**Your objective**
Reproduce every entry exactly, without alteration.

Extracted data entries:
_____
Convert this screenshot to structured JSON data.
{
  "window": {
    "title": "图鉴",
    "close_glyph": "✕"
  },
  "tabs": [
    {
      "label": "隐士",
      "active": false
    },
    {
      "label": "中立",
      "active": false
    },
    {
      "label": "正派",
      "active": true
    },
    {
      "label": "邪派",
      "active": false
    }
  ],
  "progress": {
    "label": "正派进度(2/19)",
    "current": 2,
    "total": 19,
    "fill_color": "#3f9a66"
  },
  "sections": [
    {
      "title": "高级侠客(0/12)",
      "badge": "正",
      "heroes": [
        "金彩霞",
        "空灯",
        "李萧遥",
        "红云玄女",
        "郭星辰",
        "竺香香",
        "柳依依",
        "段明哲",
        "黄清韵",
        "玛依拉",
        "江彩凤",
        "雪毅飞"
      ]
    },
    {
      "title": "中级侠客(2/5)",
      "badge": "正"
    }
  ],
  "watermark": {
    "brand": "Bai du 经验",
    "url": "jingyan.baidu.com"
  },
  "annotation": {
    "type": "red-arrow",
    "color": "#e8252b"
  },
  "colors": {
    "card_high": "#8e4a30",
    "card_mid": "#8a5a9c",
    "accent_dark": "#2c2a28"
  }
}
_____
**Complete answer**
Convert this screenshot to structured JSON data.
{
  "window": {
    "title": "图鉴",
    "close_glyph": "✕"
  },
  "tabs": [
    {
      "label": "隐士",
      "active": false
    },
    {
      "label": "中立",
      "active": false
    },
    {
      "label": "正派",
      "active": true
    },
    {
      "label": "邪派",
      "active": false
    }
  ],
  "progress": {
    "label": "正派进度(2/19)",
    "current": 2,
    "total": 19,
    "fill_color": "#3f9a66"
  },
  "sections": [
    {
      "title": "高级侠客(0/12)",
      "badge": "正",
      "heroes": [
        "金彩霞",
        "空灯",
        "李萧遥",
        "红云玄女",
        "郭星辰",
        "竺香香",
        "柳依依",
        "段明哲",
        "黄清韵",
        "玛依拉",
        "江彩凤",
        "雪毅飞"
      ]
    },
    {
      "title": "中级侠客(2/5)",
      "badge": "正"
    }
  ],
  "watermark": {
    "brand": "Bai du 经验",
    "url": "jingyan.baidu.com"
  },
  "annotation": {
    "type": "red-arrow",
    "color": "#e8252b"
  },
  "colors": {
    "card_high": "#8e4a30",
    "card_mid": "#8a5a9c",
    "accent_dark": "#2c2a28"
  }
}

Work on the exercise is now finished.